What you need to do
Determine the number of lines containing the word "Transmission", and state that figure alone.

Given data

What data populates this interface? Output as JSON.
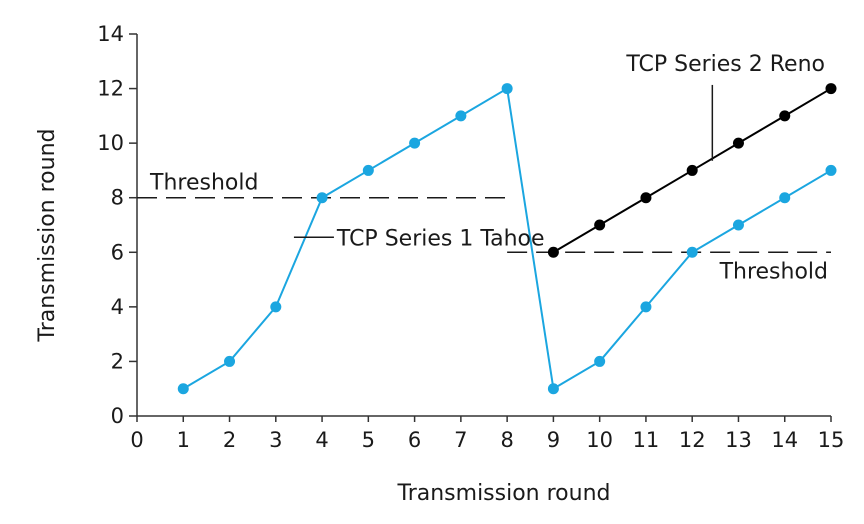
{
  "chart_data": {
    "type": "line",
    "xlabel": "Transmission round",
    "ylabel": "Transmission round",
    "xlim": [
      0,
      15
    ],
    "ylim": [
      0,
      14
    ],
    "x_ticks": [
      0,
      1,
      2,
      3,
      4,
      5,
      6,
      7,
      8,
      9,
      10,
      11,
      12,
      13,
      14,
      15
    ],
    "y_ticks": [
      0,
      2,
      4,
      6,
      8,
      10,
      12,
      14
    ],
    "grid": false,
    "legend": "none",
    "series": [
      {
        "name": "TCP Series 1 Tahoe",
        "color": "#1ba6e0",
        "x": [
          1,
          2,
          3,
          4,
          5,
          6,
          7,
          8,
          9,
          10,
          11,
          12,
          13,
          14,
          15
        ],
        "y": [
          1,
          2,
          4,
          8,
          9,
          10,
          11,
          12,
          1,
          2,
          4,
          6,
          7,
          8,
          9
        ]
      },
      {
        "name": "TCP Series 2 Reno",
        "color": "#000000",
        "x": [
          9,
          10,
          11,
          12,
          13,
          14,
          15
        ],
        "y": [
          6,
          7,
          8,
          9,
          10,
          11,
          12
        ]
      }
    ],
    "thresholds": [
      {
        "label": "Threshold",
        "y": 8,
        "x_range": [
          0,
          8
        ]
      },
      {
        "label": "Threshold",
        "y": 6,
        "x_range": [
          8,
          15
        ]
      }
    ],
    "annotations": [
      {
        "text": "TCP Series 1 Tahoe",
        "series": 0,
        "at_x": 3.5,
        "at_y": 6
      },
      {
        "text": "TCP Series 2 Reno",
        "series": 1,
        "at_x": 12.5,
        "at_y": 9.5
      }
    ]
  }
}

Response to this exercise
2